* [Work required]: State how many lines in these records contain the word "Formaty", and nothing else.

* [Data provided]:
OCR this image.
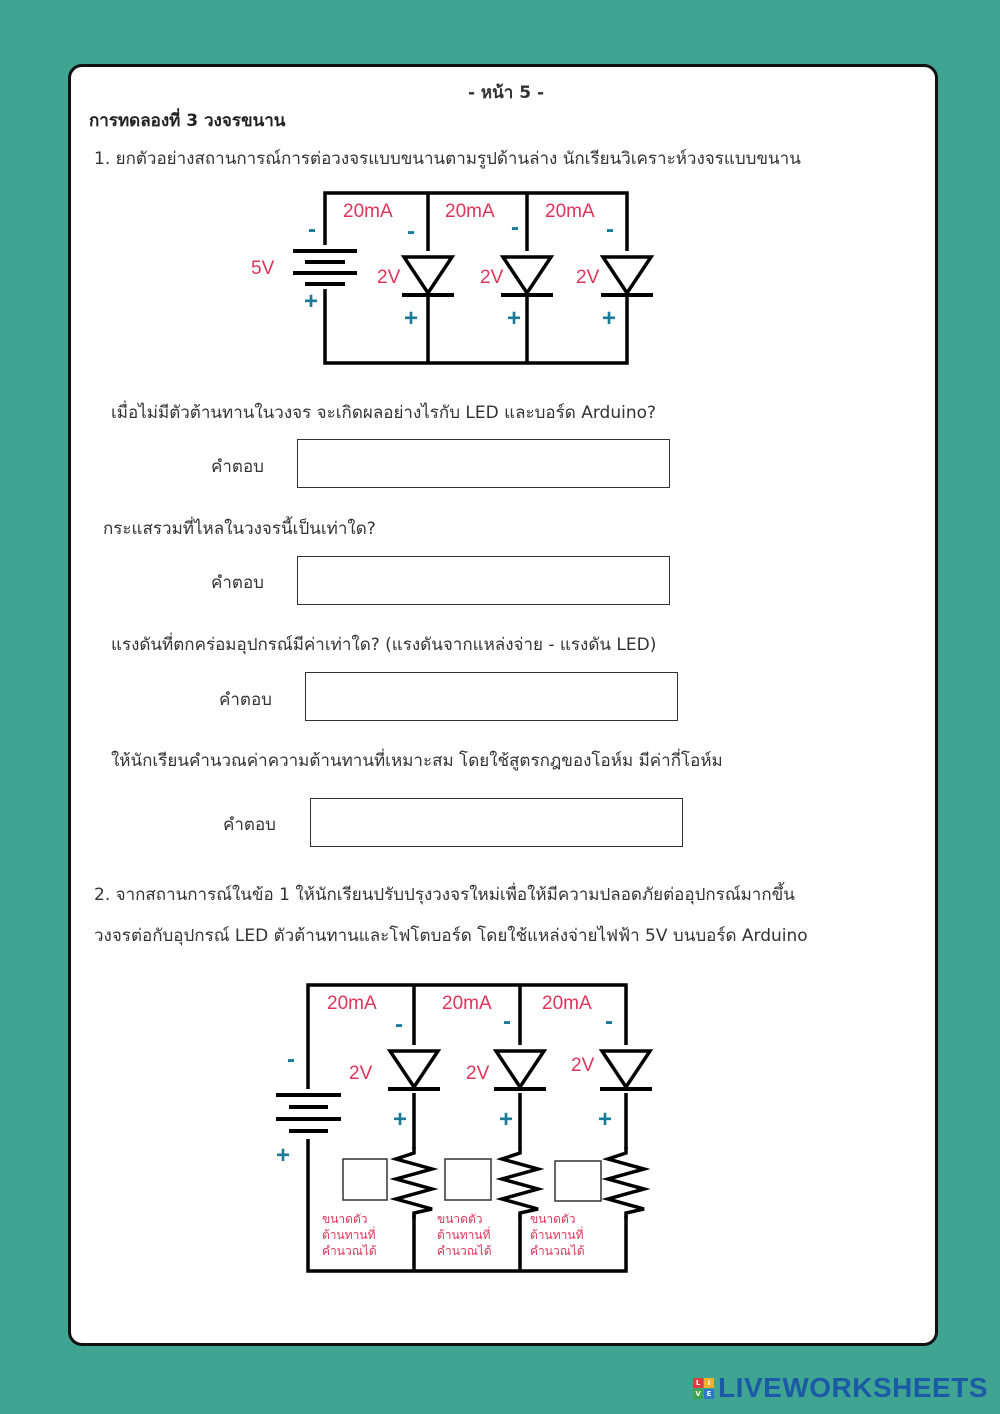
- หน้า 5 -
การทดลองที่ 3 วงจรขนาน
1. ยกตัวอย่างสถานการณ์การต่อวงจรแบบขนานตามรูปด้านล่าง นักเรียนวิเคราะห์วงจรแบบขนาน
20mA	20mA	20mA
5V	2V	2V	2V
-
+
-
+
-
+
-
+
เมื่อไม่มีตัวต้านทานในวงจร จะเกิดผลอย่างไรกับ LED และบอร์ด Arduino?
คำตอบ
กระแสรวมที่ไหลในวงจรนี้เป็นเท่าใด?
คำตอบ
แรงดันที่ตกคร่อมอุปกรณ์มีค่าเท่าใด? (แรงดันจากแหล่งจ่าย - แรงดัน LED)
คำตอบ
ให้นักเรียนคำนวณค่าความต้านทานที่เหมาะสม โดยใช้สูตรกฎของโอห์ม มีค่ากี่โอห์ม
คำตอบ
2. จากสถานการณ์ในข้อ 1 ให้นักเรียนปรับปรุงวงจรใหม่เพื่อให้มีความปลอดภัยต่ออุปกรณ์มากขึ้น
วงจรต่อกับอุปกรณ์ LED ตัวต้านทานและโฟโตบอร์ด โดยใช้แหล่งจ่ายไฟฟ้า 5V บนบอร์ด Arduino
20mA	20mA	20mA
2V	2V	2V
-
+
-
+
-
+
-
+
ขนาดตัว
ต้านทานที่
คำนวณได้
ขนาดตัว
ต้านทานที่
คำนวณได้
ขนาดตัว
ต้านทานที่
คำนวณได้
L	I
V E LIVEWORKSHEETS
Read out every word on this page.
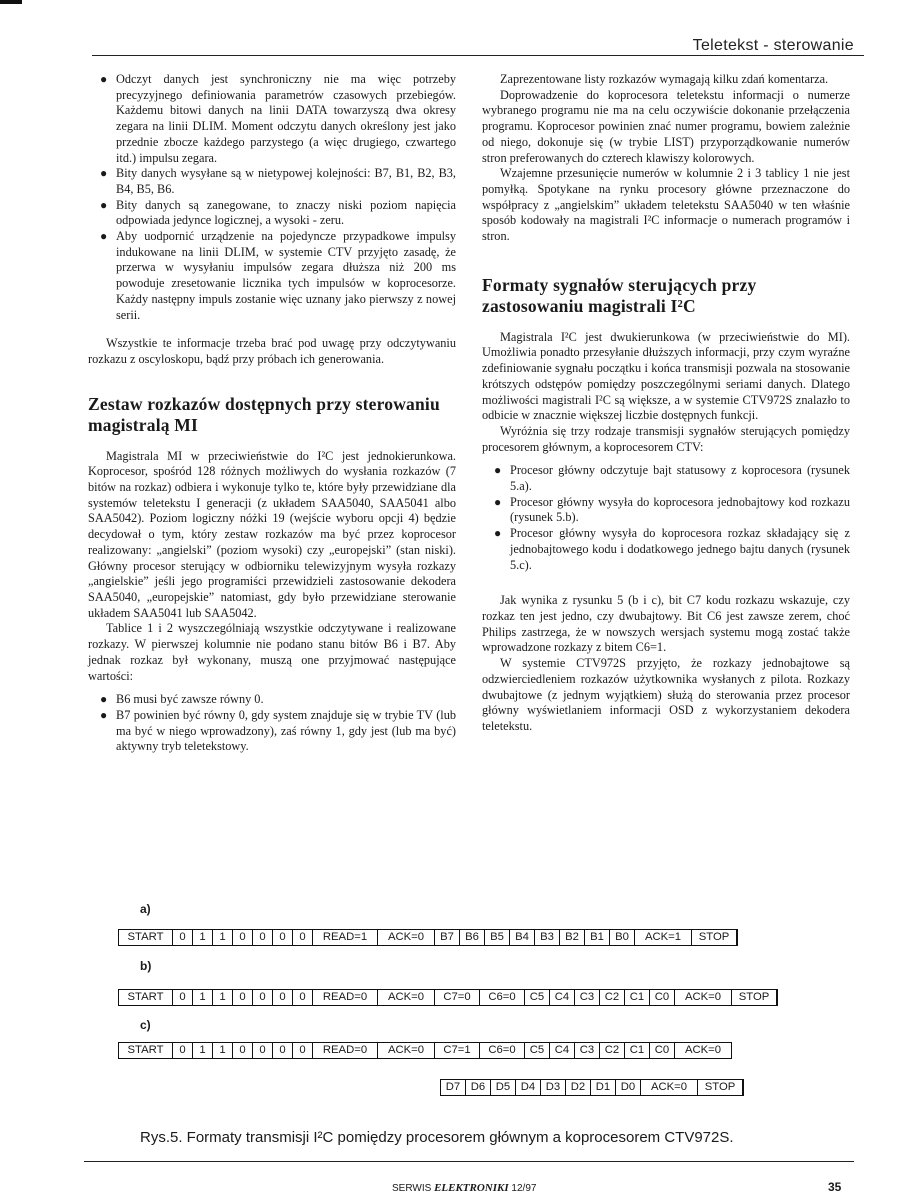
Teletekst - sterowanie

● Odczyt danych jest synchroniczny nie ma więc potrzeby precyzyjnego definiowania parametrów czasowych przebiegów. Każdemu bitowi danych na linii DATA towarzyszą dwa okresy zegara na linii DLIM. Moment odczytu danych określony jest jako przednie zbocze każdego parzystego (a więc drugiego, czwartego itd.) impulsu zegara.
● Bity danych wysyłane są w nietypowej kolejności: B7, B1, B2, B3, B4, B5, B6.
● Bity danych są zanegowane, to znaczy niski poziom napięcia odpowiada jedynce logicznej, a wysoki - zeru.
● Aby uodpornić urządzenie na pojedyncze przypadkowe impulsy indukowane na linii DLIM, w systemie CTV przyjęto zasadę, że przerwa w wysyłaniu impulsów zegara dłuższa niż 200 ms powoduje zresetowanie licznika tych impulsów w koprocesorze. Każdy następny impuls zostanie więc uznany jako pierwszy z nowej serii.

Wszystkie te informacje trzeba brać pod uwagę przy odczytywaniu rozkazu z oscyloskopu, bądź przy próbach ich generowania.

Zestaw rozkazów dostępnych przy sterowaniu magistralą MI

Magistrala MI w przeciwieństwie do I²C jest jednokierunkowa. Koprocesor, spośród 128 różnych możliwych do wysłania rozkazów (7 bitów na rozkaz) odbiera i wykonuje tylko te, które były przewidziane dla systemów teletekstu I generacji (z układem SAA5040, SAA5041 albo SAA5042). Poziom logiczny nóżki 19 (wejście wyboru opcji 4) będzie decydował o tym, który zestaw rozkazów ma być przez koprocesor realizowany: „angielski” (poziom wysoki) czy „europejski” (stan niski). Główny procesor sterujący w odbiorniku telewizyjnym wysyła rozkazy „angielskie” jeśli jego programiści przewidzieli zastosowanie dekodera SAA5040, „europejskie” natomiast, gdy było przewidziane sterowanie układem SAA5041 lub SAA5042.

Tablice 1 i 2 wyszczególniają wszystkie odczytywane i realizowane rozkazy. W pierwszej kolumnie nie podano stanu bitów B6 i B7. Aby jednak rozkaz był wykonany, muszą one przyjmować następujące wartości:

● B6 musi być zawsze równy 0.
● B7 powinien być równy 0, gdy system znajduje się w trybie TV (lub ma być w niego wprowadzony), zaś równy 1, gdy jest (lub ma być) aktywny tryb teletekstowy.

Zaprezentowane listy rozkazów wymagają kilku zdań komentarza.

Doprowadzenie do koprocesora teletekstu informacji o numerze wybranego programu nie ma na celu oczywiście dokonanie przełączenia programu. Koprocesor powinien znać numer programu, bowiem zależnie od niego, dokonuje się (w trybie LIST) przyporządkowanie numerów stron preferowanych do czterech klawiszy kolorowych.

Wzajemne przesunięcie numerów w kolumnie 2 i 3 tablicy 1 nie jest pomyłką. Spotykane na rynku procesory główne przeznaczone do współpracy z „angielskim” układem teletekstu SAA5040 w ten właśnie sposób kodowały na magistrali I²C informacje o numerach programów i stron.

Formaty sygnałów sterujących przy zastosowaniu magistrali I²C

Magistrala I²C jest dwukierunkowa (w przeciwieństwie do MI). Umożliwia ponadto przesyłanie dłuższych informacji, przy czym wyraźne zdefiniowanie sygnału początku i końca transmisji pozwala na stosowanie krótszych odstępów pomiędzy poszczególnymi seriami danych. Dlatego możliwości magistrali I²C są większe, a w systemie CTV972S znalazło to odbicie w znacznie większej liczbie dostępnych funkcji.

Wyróżnia się trzy rodzaje transmisji sygnałów sterujących pomiędzy procesorem głównym, a koprocesorem CTV:

● Procesor główny odczytuje bajt statusowy z koprocesora (rysunek 5.a).
● Procesor główny wysyła do koprocesora jednobajtowy kod rozkazu (rysunek 5.b).
● Procesor główny wysyła do koprocesora rozkaz składający się z jednobajtowego kodu i dodatkowego jednego bajtu danych (rysunek 5.c).

Jak wynika z rysunku 5 (b i c), bit C7 kodu rozkazu wskazuje, czy rozkaz ten jest jedno, czy dwubajtowy. Bit C6 jest zawsze zerem, choć Philips zastrzega, że w nowszych wersjach systemu mogą zostać także wprowadzone rozkazy z bitem C6=1.

W systemie CTV972S przyjęto, że rozkazy jednobajtowe są odzwierciedleniem rozkazów użytkownika wysłanych z pilota. Rozkazy dwubajtowe (z jednym wyjątkiem) służą do sterowania przez procesor główny wyświetlaniem informacji OSD z wykorzystaniem dekodera teletekstu.

a)
START	0	1	1	0	0	0	0	READ=1	ACK=0	B7 B6 B5 B4 B3 B2 B1 B0	ACK=1	STOP
b)
START	0	1	1	0	0	0	0	READ=0	ACK=0	C7=0	C6=0	C5 C4 C3 C2 C1 C0	ACK=0	STOP
c)
START	0	1	1	0	0	0	0	READ=0	ACK=0	C7=1	C6=0	C5 C4 C3 C2 C1 C0	ACK=0
D7 D6 D5 D4 D3 D2 D1 D0	ACK=0	STOP

Rys.5. Formaty transmisji I²C pomiędzy procesorem głównym a koprocesorem CTV972S.

SERWIS ELEKTRONIKI 12/97	35
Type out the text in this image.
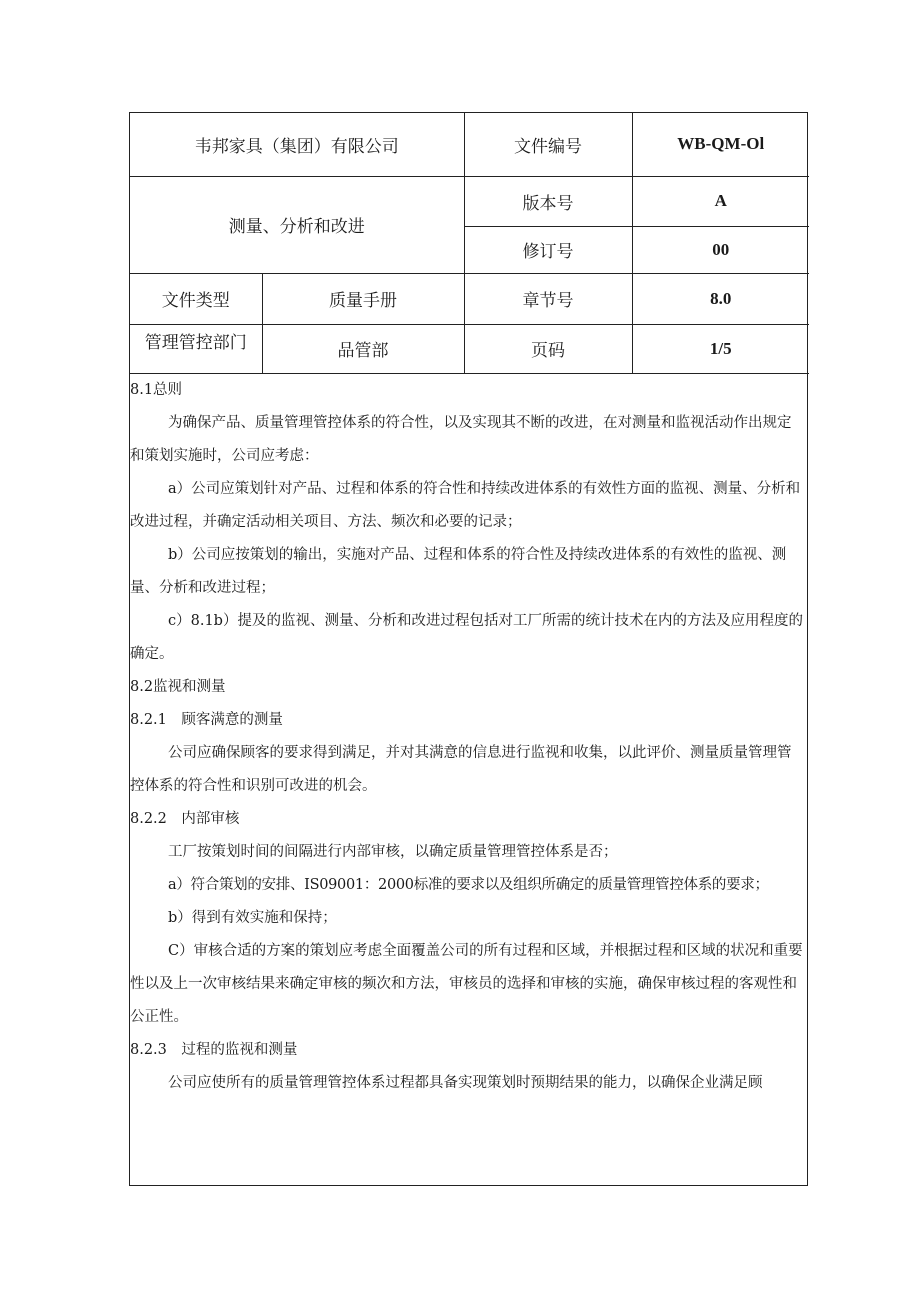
韦邦家具（集团）有限公司		文件编号	WB-QM-Ol
测量、分析和改进		版本号	A
		修订号	00
文件类型	质量手册	章节号	8.0
管理管控部门	品管部	页码	1/5

8.1总则

为确保产品、质量管理管控体系的符合性，以及实现其不断的改进，在对测量和监视活动作出规定和策划实施时，公司应考虑：

a）公司应策划针对产品、过程和体系的符合性和持续改进体系的有效性方面的监视、测量、分析和改进过程，并确定活动相关项目、方法、频次和必要的记录；

b）公司应按策划的输出，实施对产品、过程和体系的符合性及持续改进体系的有效性的监视、测量、分析和改进过程；

c）8.1b）提及的监视、测量、分析和改进过程包括对工厂所需的统计技术在内的方法及应用程度的确定。

8.2监视和测量

8.2.1　顾客满意的测量

公司应确保顾客的要求得到满足，并对其满意的信息进行监视和收集，以此评价、测量质量管理管控体系的符合性和识别可改进的机会。

8.2.2　内部审核

工厂按策划时间的间隔进行内部审核，以确定质量管理管控体系是否；

a）符合策划的安排、IS09001：2000标准的要求以及组织所确定的质量管理管控体系的要求；

b）得到有效实施和保持；

C）审核合适的方案的策划应考虑全面覆盖公司的所有过程和区域，并根据过程和区域的状况和重要性以及上一次审核结果来确定审核的频次和方法，审核员的选择和审核的实施，确保审核过程的客观性和公正性。

8.2.3　过程的监视和测量

公司应使所有的质量管理管控体系过程都具备实现策划时预期结果的能力，以确保企业满足顾
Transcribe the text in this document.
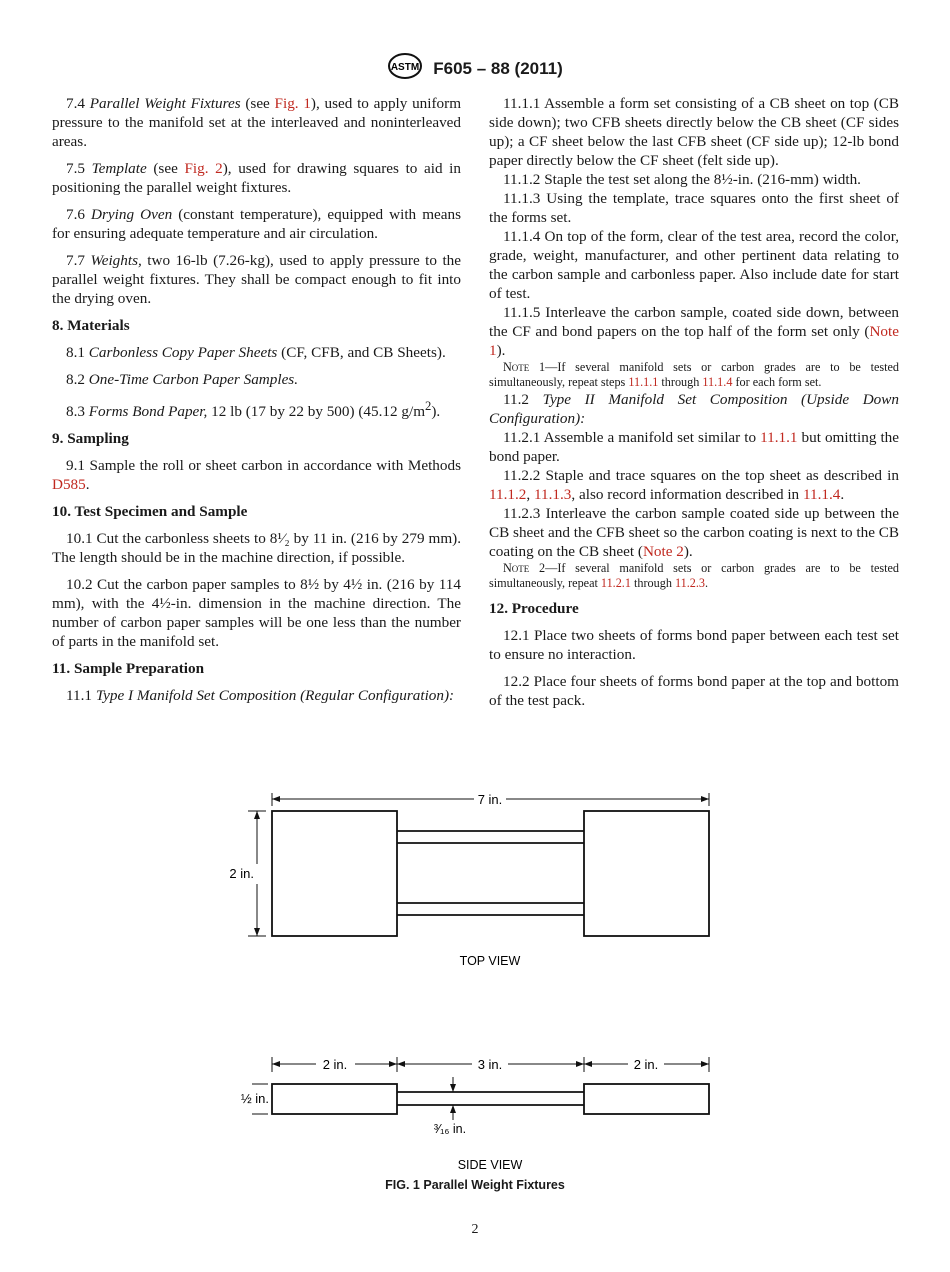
ASTM F605 – 88 (2011)

7.4 Parallel Weight Fixtures (see Fig. 1), used to apply uniform pressure to the manifold set at the interleaved and noninterleaved areas.

7.5 Template (see Fig. 2), used for drawing squares to aid in positioning the parallel weight fixtures.

7.6 Drying Oven (constant temperature), equipped with means for ensuring adequate temperature and air circulation.

7.7 Weights, two 16-lb (7.26-kg), used to apply pressure to the parallel weight fixtures. They shall be compact enough to fit into the drying oven.

8. Materials

8.1 Carbonless Copy Paper Sheets (CF, CFB, and CB Sheets).

8.2 One-Time Carbon Paper Samples.

8.3 Forms Bond Paper, 12 lb (17 by 22 by 500) (45.12 $g/m^2$).

9. Sampling

9.1 Sample the roll or sheet carbon in accordance with Methods D585.

10. Test Specimen and Sample

10.1 Cut the carbonless sheets to 8¹⁄₂ by 11 in. (216 by 279 mm). The length should be in the machine direction, if possible.

10.2 Cut the carbon paper samples to 8½ by 4½ in. (216 by 114 mm), with the 4½-in. dimension in the machine direction. The number of carbon paper samples will be one less than the number of parts in the manifold set.

11. Sample Preparation

11.1 Type I Manifold Set Composition (Regular Configuration):

11.1.1 Assemble a form set consisting of a CB sheet on top (CB side down); two CFB sheets directly below the CB sheet (CF sides up); a CF sheet below the last CFB sheet (CF side up); 12-lb bond paper directly below the CF sheet (felt side up).

11.1.2 Staple the test set along the 8½-in. (216-mm) width.

11.1.3 Using the template, trace squares onto the first sheet of the forms set.

11.1.4 On top of the form, clear of the test area, record the color, grade, weight, manufacturer, and other pertinent data relating to the carbon sample and carbonless paper. Also include date for start of test.

11.1.5 Interleave the carbon sample, coated side down, between the CF and bond papers on the top half of the form set only (Note 1).

Note 1—If several manifold sets or carbon grades are to be tested simultaneously, repeat steps 11.1.1 through 11.1.4 for each form set.

11.2 Type II Manifold Set Composition (Upside Down Configuration):

11.2.1 Assemble a manifold set similar to 11.1.1 but omitting the bond paper.

11.2.2 Staple and trace squares on the top sheet as described in 11.1.2, 11.1.3, also record information described in 11.1.4.

11.2.3 Interleave the carbon sample coated side up between the CB sheet and the CFB sheet so the carbon coating is next to the CB coating on the CB sheet (Note 2).

Note 2—If several manifold sets or carbon grades are to be tested simultaneously, repeat 11.2.1 through 11.2.3.

12. Procedure

12.1 Place two sheets of forms bond paper between each test set to ensure no interaction.

12.2 Place four sheets of forms bond paper at the top and bottom of the test pack.

7 in.
2 in.
TOP VIEW
2 in.	3 in.	2 in.
½ in.
³⁄₁₆ in.
SIDE VIEW
FIG. 1 Parallel Weight Fixtures
2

* [Output of the exercise]: 2